**Work required**
Your task is to write out the lines from the line containing "Transcribe the text in this document." through the last line of the material, exactly.

**Items**
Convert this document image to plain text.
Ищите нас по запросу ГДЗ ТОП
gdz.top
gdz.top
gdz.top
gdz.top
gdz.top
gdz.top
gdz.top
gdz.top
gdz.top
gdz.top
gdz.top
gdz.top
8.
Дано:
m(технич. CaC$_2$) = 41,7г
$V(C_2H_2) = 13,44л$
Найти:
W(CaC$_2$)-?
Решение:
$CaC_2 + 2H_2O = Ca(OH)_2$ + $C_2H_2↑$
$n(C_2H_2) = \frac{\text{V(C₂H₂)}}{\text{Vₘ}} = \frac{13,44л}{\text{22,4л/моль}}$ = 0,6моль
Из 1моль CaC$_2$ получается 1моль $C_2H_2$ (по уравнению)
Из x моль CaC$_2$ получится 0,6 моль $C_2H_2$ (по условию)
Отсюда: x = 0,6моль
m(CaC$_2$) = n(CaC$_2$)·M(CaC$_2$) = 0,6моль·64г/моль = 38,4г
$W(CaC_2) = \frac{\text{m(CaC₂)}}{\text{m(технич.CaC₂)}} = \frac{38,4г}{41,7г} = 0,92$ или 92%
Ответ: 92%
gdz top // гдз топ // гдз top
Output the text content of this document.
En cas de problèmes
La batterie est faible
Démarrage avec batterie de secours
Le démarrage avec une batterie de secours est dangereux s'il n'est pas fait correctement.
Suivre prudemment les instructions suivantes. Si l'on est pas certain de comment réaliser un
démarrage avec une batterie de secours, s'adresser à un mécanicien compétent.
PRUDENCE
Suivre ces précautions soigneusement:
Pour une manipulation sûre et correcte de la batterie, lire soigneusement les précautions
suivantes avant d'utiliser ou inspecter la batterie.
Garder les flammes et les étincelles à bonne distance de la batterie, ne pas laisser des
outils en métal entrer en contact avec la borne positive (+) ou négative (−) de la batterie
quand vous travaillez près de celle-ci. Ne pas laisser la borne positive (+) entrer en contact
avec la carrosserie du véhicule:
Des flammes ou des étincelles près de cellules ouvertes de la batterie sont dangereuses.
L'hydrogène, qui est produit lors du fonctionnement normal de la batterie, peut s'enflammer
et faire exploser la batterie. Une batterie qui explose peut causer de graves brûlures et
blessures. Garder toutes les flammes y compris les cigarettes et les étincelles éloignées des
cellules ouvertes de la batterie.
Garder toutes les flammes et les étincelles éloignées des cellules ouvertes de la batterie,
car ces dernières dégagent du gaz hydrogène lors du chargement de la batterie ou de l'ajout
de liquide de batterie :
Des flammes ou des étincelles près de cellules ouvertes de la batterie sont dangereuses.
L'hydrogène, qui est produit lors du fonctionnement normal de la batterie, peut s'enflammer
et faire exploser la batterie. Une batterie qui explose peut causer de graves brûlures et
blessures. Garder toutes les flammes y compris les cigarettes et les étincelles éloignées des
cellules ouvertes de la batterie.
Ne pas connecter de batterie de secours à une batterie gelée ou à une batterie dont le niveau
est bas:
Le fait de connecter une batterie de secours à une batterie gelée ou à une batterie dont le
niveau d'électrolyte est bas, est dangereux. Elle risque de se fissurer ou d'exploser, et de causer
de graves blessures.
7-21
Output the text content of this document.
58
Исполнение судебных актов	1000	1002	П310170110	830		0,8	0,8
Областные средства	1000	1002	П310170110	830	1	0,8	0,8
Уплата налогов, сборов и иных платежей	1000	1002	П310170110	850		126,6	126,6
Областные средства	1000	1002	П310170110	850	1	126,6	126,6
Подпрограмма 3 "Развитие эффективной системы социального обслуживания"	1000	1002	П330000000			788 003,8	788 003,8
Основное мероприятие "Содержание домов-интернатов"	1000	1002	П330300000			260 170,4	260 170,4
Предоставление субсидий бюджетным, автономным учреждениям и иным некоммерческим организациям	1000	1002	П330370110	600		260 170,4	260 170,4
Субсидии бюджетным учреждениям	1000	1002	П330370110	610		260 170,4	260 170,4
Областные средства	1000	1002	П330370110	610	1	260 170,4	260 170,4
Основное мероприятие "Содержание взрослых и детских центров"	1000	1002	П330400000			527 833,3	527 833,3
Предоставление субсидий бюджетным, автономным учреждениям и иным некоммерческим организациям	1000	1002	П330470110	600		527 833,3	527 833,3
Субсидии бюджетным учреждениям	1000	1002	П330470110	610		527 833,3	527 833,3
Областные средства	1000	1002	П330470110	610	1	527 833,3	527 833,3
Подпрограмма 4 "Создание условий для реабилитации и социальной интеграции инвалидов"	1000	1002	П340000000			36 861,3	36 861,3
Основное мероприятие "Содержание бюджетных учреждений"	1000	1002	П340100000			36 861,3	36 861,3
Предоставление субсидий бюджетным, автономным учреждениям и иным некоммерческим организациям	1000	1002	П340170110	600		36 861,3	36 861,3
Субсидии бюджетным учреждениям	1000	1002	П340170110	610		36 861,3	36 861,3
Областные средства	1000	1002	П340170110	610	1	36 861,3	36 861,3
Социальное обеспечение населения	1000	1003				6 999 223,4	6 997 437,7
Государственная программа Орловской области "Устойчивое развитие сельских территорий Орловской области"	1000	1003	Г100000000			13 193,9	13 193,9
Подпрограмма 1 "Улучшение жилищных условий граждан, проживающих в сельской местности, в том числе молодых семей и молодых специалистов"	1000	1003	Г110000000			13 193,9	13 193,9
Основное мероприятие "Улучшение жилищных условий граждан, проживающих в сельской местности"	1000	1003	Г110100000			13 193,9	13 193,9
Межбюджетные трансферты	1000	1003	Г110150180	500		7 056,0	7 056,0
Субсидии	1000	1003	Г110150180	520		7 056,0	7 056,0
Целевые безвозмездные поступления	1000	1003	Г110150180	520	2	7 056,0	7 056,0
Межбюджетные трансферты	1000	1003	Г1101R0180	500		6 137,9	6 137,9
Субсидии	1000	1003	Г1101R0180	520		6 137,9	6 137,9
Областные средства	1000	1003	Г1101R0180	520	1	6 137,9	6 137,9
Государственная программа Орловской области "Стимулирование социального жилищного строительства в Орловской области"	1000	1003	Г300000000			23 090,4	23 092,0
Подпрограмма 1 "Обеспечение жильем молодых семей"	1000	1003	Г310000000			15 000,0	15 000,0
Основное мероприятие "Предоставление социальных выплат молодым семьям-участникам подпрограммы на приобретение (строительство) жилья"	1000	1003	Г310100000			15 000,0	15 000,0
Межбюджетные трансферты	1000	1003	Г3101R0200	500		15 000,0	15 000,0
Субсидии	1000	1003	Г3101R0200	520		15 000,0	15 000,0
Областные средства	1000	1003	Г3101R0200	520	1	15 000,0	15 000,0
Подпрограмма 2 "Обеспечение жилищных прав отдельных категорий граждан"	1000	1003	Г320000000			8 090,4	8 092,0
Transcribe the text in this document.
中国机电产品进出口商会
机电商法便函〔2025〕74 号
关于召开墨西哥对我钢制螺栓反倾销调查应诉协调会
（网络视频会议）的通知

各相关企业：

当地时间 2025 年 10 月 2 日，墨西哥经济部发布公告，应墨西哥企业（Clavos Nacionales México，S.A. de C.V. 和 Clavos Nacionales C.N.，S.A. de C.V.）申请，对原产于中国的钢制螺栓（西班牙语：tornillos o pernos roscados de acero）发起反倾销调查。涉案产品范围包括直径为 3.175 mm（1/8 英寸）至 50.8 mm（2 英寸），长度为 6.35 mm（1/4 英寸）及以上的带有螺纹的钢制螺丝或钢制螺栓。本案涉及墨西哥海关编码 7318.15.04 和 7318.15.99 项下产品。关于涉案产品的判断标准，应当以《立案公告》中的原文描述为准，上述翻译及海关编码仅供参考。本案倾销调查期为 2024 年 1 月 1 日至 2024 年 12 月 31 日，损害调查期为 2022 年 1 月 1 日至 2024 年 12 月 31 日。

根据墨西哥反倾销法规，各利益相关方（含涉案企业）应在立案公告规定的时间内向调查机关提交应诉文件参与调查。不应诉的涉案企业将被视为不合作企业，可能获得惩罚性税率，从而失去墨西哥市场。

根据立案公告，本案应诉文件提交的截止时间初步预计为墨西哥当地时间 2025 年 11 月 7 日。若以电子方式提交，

**Output for this exercise**
Transcribe the text in this document.
中国机电产品进出口商会
机电商法便函〔2025〕74 号
关于召开墨西哥对我钢制螺栓反倾销调查应诉协调会
（网络视频会议）的通知

各相关企业：

当地时间 2025 年 10 月 2 日，墨西哥经济部发布公告，应墨西哥企业（Clavos Nacionales México，S.A. de C.V. 和 Clavos Nacionales C.N.，S.A. de C.V.）申请，对原产于中国的钢制螺栓（西班牙语：tornillos o pernos roscados de acero）发起反倾销调查。涉案产品范围包括直径为 3.175 mm（1/8 英寸）至 50.8 mm（2 英寸），长度为 6.35 mm（1/4 英寸）及以上的带有螺纹的钢制螺丝或钢制螺栓。本案涉及墨西哥海关编码 7318.15.04 和 7318.15.99 项下产品。关于涉案产品的判断标准，应当以《立案公告》中的原文描述为准，上述翻译及海关编码仅供参考。本案倾销调查期为 2024 年 1 月 1 日至 2024 年 12 月 31 日，损害调查期为 2022 年 1 月 1 日至 2024 年 12 月 31 日。

根据墨西哥反倾销法规，各利益相关方（含涉案企业）应在立案公告规定的时间内向调查机关提交应诉文件参与调查。不应诉的涉案企业将被视为不合作企业，可能获得惩罚性税率，从而失去墨西哥市场。

根据立案公告，本案应诉文件提交的截止时间初步预计为墨西哥当地时间 2025 年 11 月 7 日。若以电子方式提交，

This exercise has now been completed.